Task goal
For each line in the data below that holds "количество", return a copy.

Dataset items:
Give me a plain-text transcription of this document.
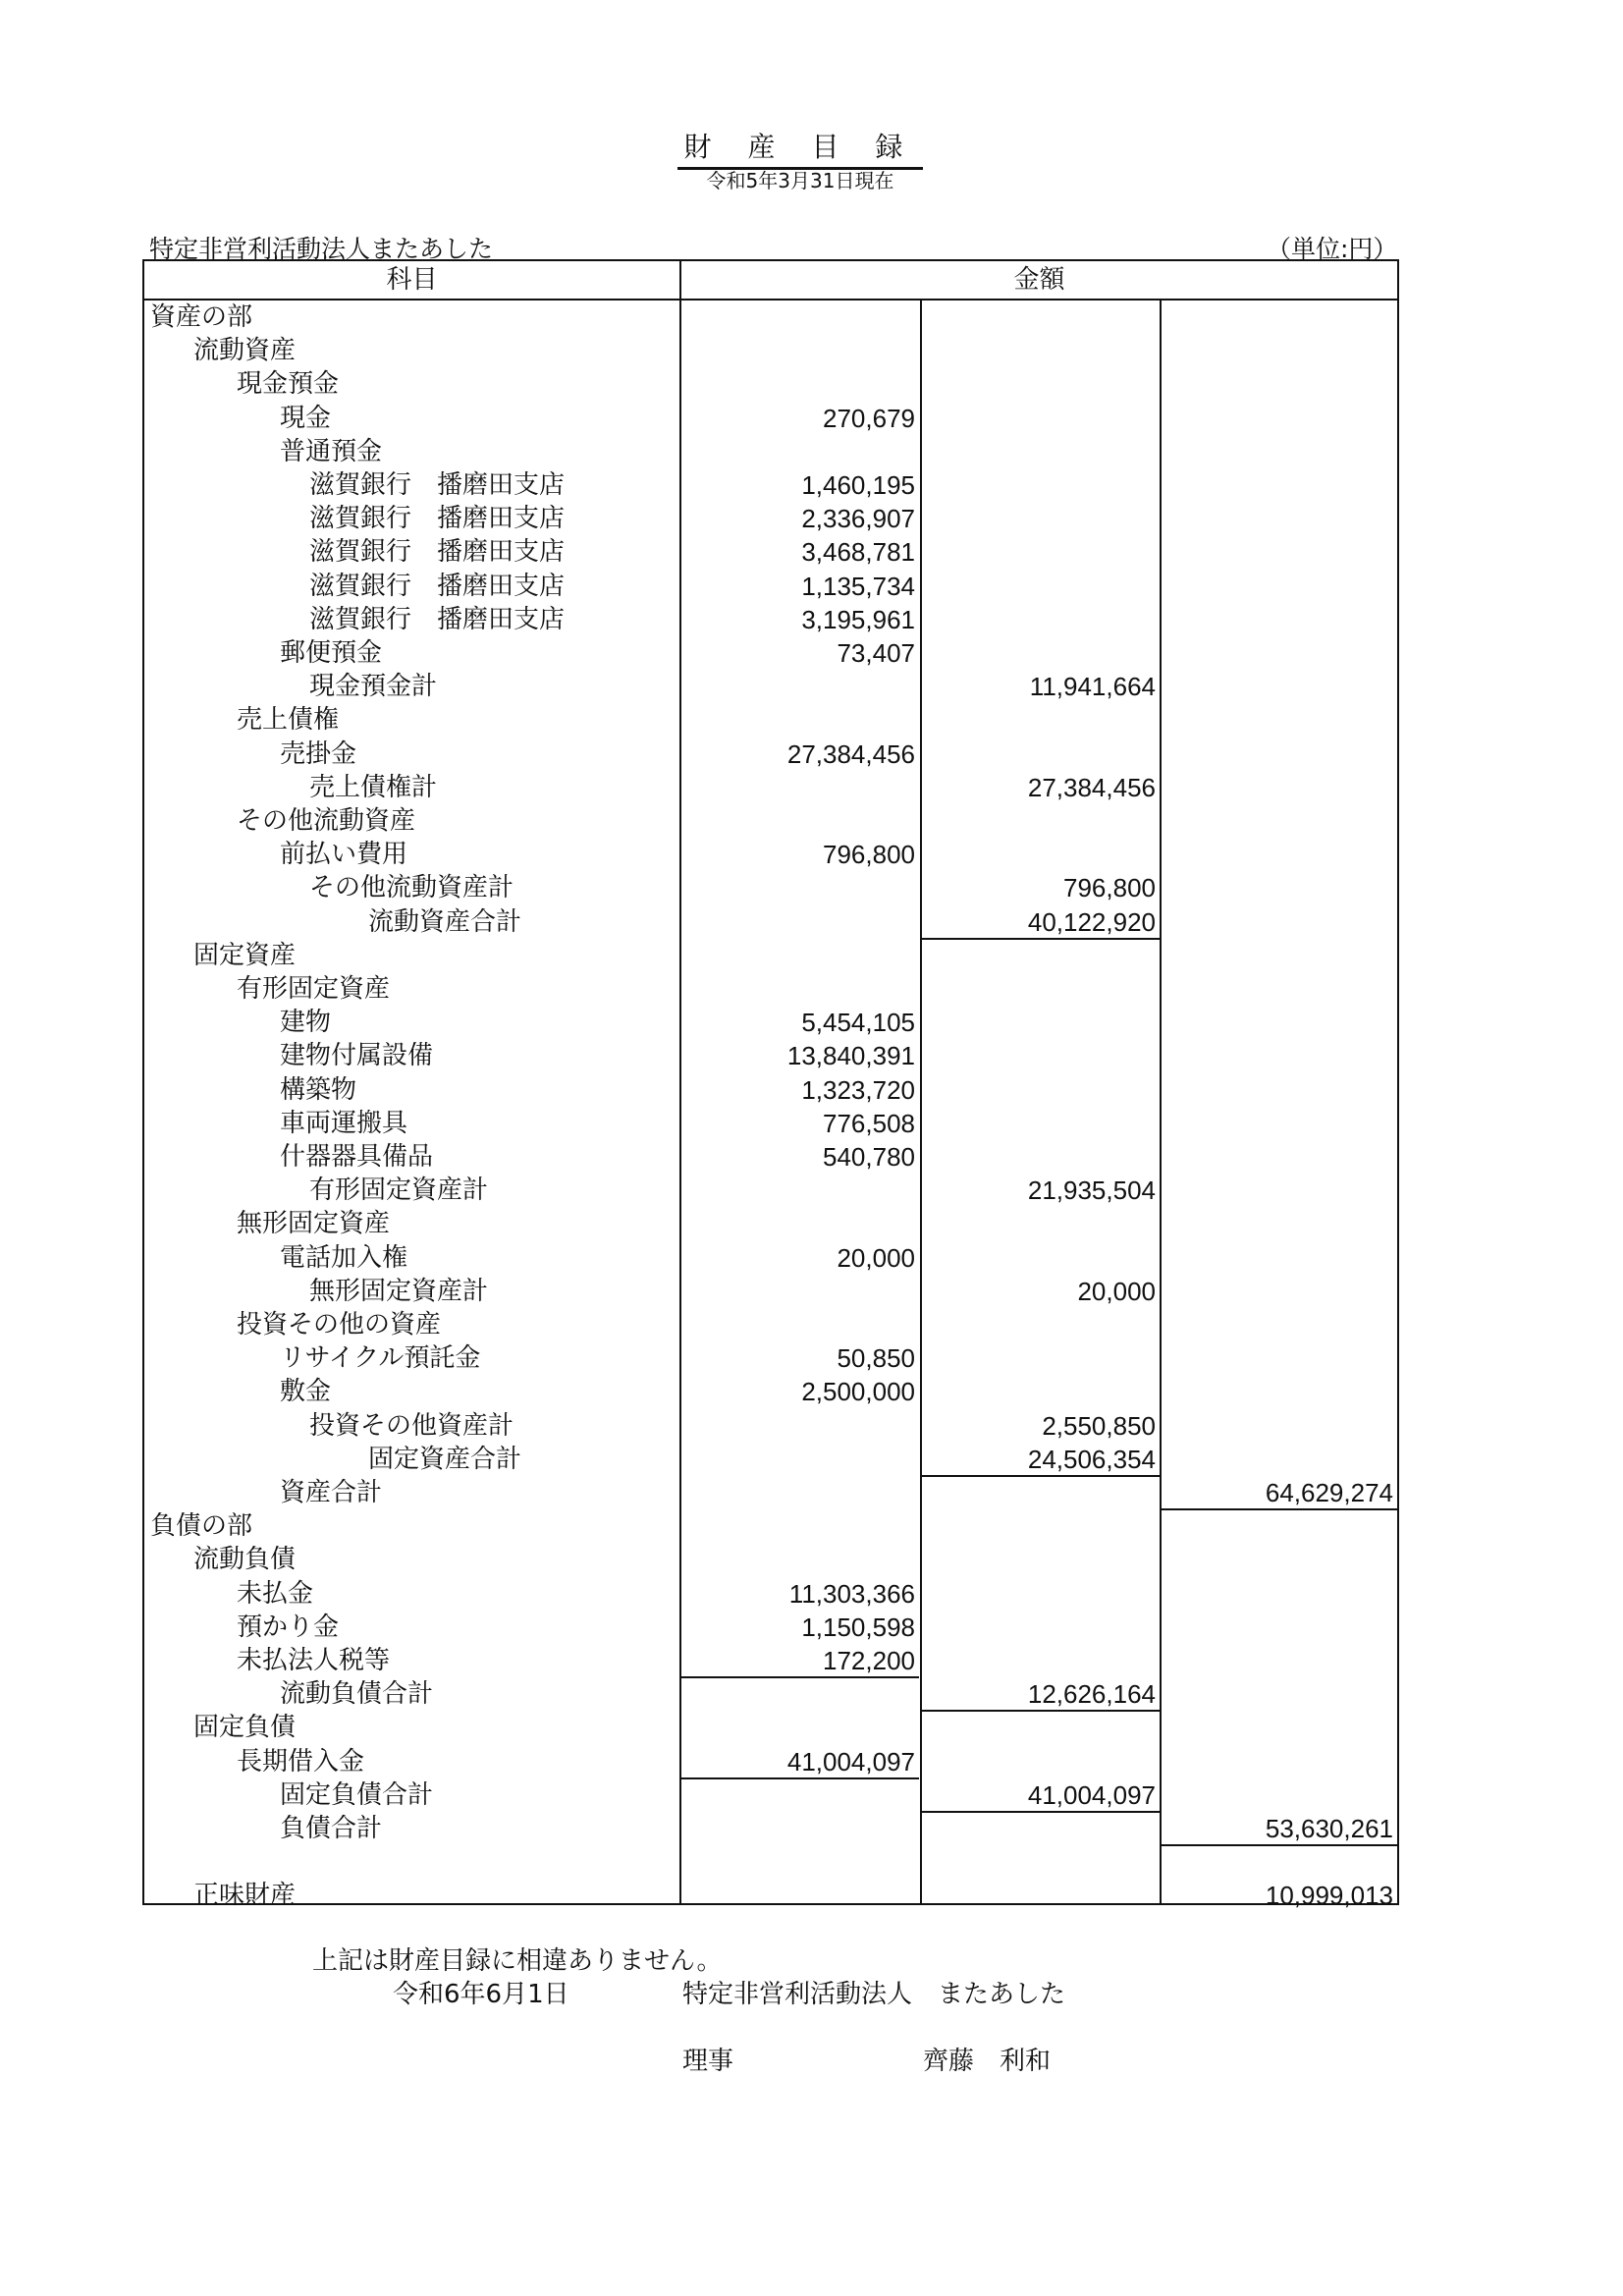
財 産 目 録
令和5年3月31日現在
特定非営利活動法人またあした	（単位:円）
科目	金額
資産の部
流動資産
現金預金
現金	270,679
普通預金
滋賀銀行　播磨田支店	1,460,195
滋賀銀行　播磨田支店	2,336,907
滋賀銀行　播磨田支店	3,468,781
滋賀銀行　播磨田支店	1,135,734
滋賀銀行　播磨田支店	3,195,961
郵便預金	73,407
現金預金計	11,941,664
売上債権
売掛金	27,384,456
売上債権計	27,384,456
その他流動資産
前払い費用	796,800
その他流動資産計	796,800
流動資産合計	40,122,920
固定資産
有形固定資産
建物	5,454,105
建物付属設備	13,840,391
構築物	1,323,720
車両運搬具	776,508
什器器具備品	540,780
有形固定資産計	21,935,504
無形固定資産
電話加入権	20,000
無形固定資産計	20,000
投資その他の資産
リサイクル預託金	50,850
敷金	2,500,000
投資その他資産計	2,550,850
固定資産合計	24,506,354
資産合計	64,629,274
負債の部
流動負債
未払金	11,303,366
預かり金	1,150,598
未払法人税等	172,200
流動負債合計	12,626,164
固定負債
長期借入金	41,004,097
固定負債合計	41,004,097
負債合計	53,630,261
正味財産	10,999,013
上記は財産目録に相違ありません。
令和6年6月1日	特定非営利活動法人　またあした
理事	齊藤　利和
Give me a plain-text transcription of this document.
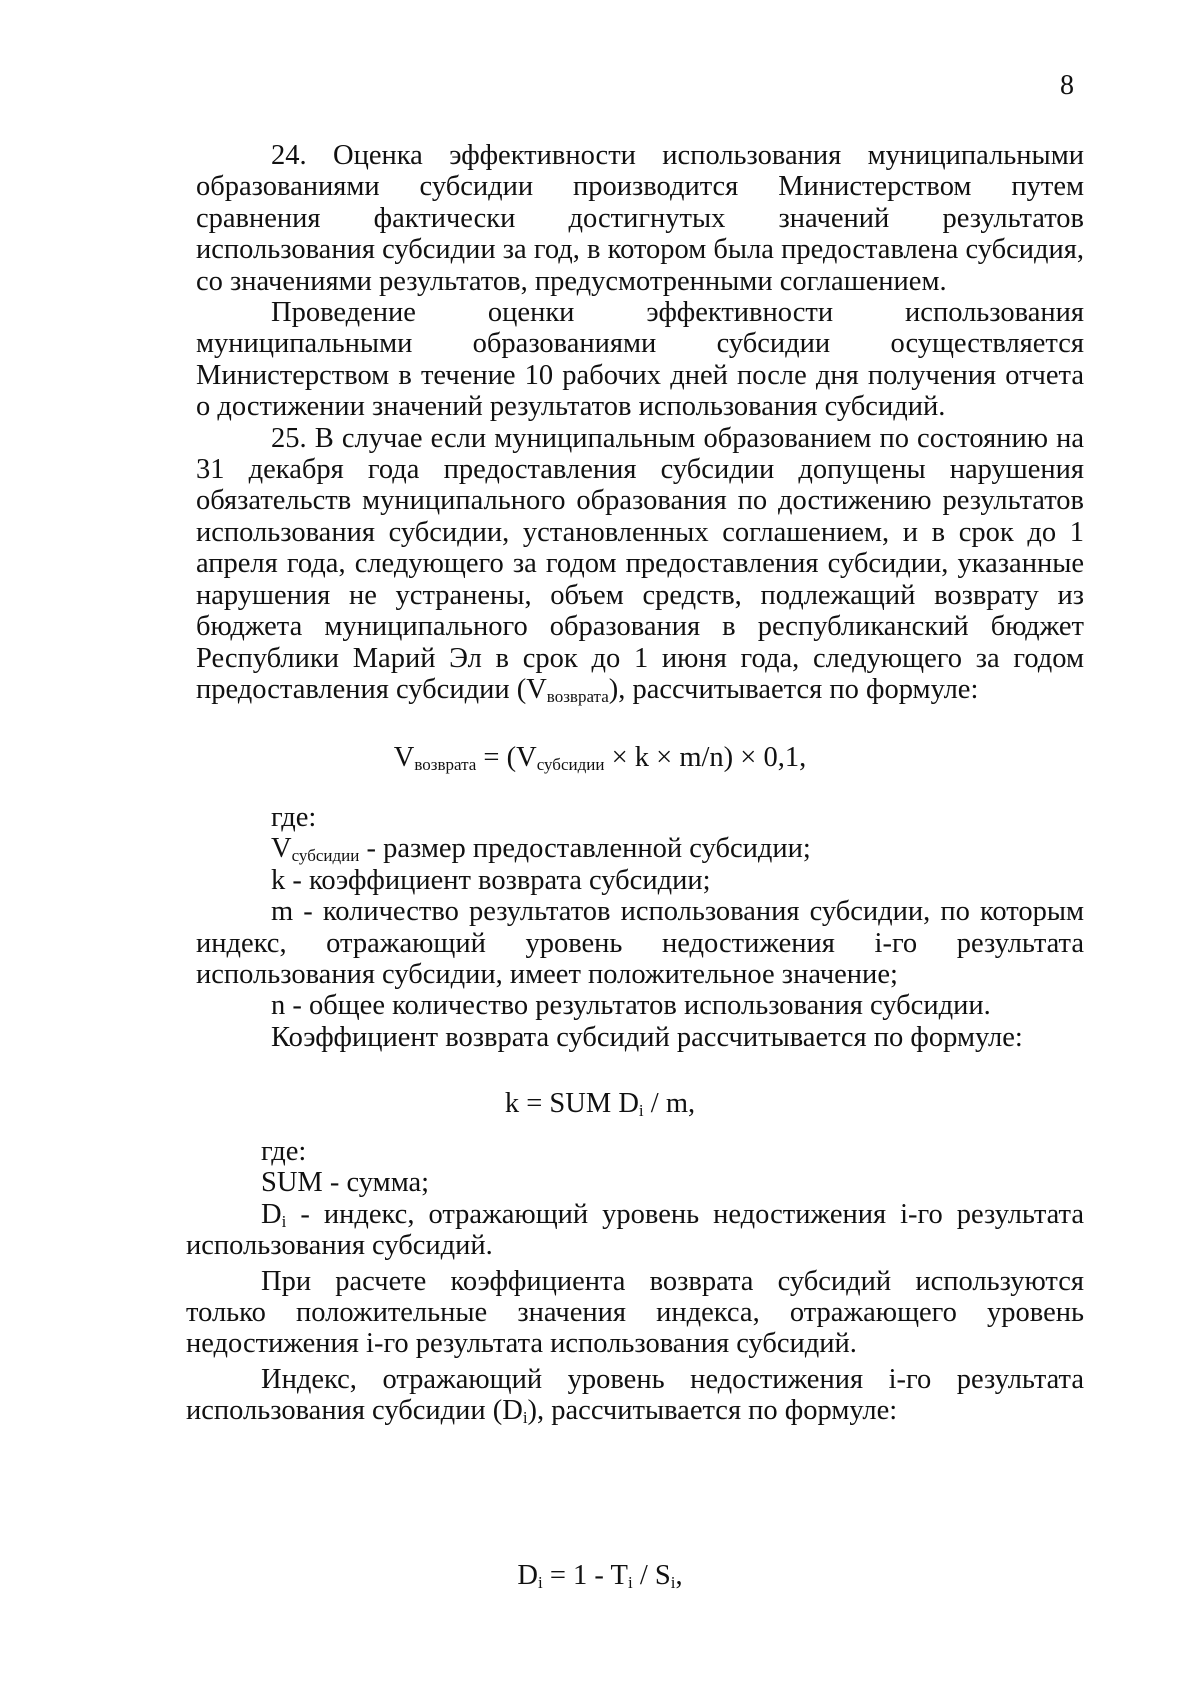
8

24. Оценка эффективности использования муниципальными образованиями субсидии производится Министерством путем сравнения фактически достигнутых значений результатов использования субсидии за год, в котором была предоставлена субсидия, со значениями результатов, предусмотренными соглашением.

Проведение оценки эффективности использования муниципальными образованиями субсидии осуществляется Министерством в течение 10 рабочих дней после дня получения отчета о достижении значений результатов использования субсидий.

25. В случае если муниципальным образованием по состоянию на 31 декабря года предоставления субсидии допущены нарушения обязательств муниципального образования по достижению результатов использования субсидии, установленных соглашением, и в срок до 1 апреля года, следующего за годом предоставления субсидии, указанные нарушения не устранены, объем средств, подлежащий возврату из бюджета муниципального образования в республиканский бюджет Республики Марий Эл в срок до 1 июня года, следующего за годом предоставления субсидии $(V_{возврата})$, рассчитывается по формуле:

$V_{возврата} = (V_{субсидии} \times k \times m/n) \times 0,1$,

где:

$V_{субсидии}$ - размер предоставленной субсидии;

k - коэффициент возврата субсидии;

m - количество результатов использования субсидии, по которым индекс, отражающий уровень недостижения i-го результата использования субсидии, имеет положительное значение;

n - общее количество результатов использования субсидии.

Коэффициент возврата субсидий рассчитывается по формуле:

k = SUM $D_i$ / m,

где:

SUM - сумма;

$D_i$ - индекс, отражающий уровень недостижения i-го результата использования субсидий.

При расчете коэффициента возврата субсидий используются только положительные значения индекса, отражающего уровень недостижения i-го результата использования субсидий.

Индекс, отражающий уровень недостижения i-го результата использования субсидии $(D_i)$, рассчитывается по формуле:

$D_i = 1 - T_i / S_i$,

Expected output
m - количество результатов использования субсидии, по которым индекс, отражающий уровень недостижения i-го результата использования субсидии, имеет положительное значение;
n - общее количество результатов использования субсидии.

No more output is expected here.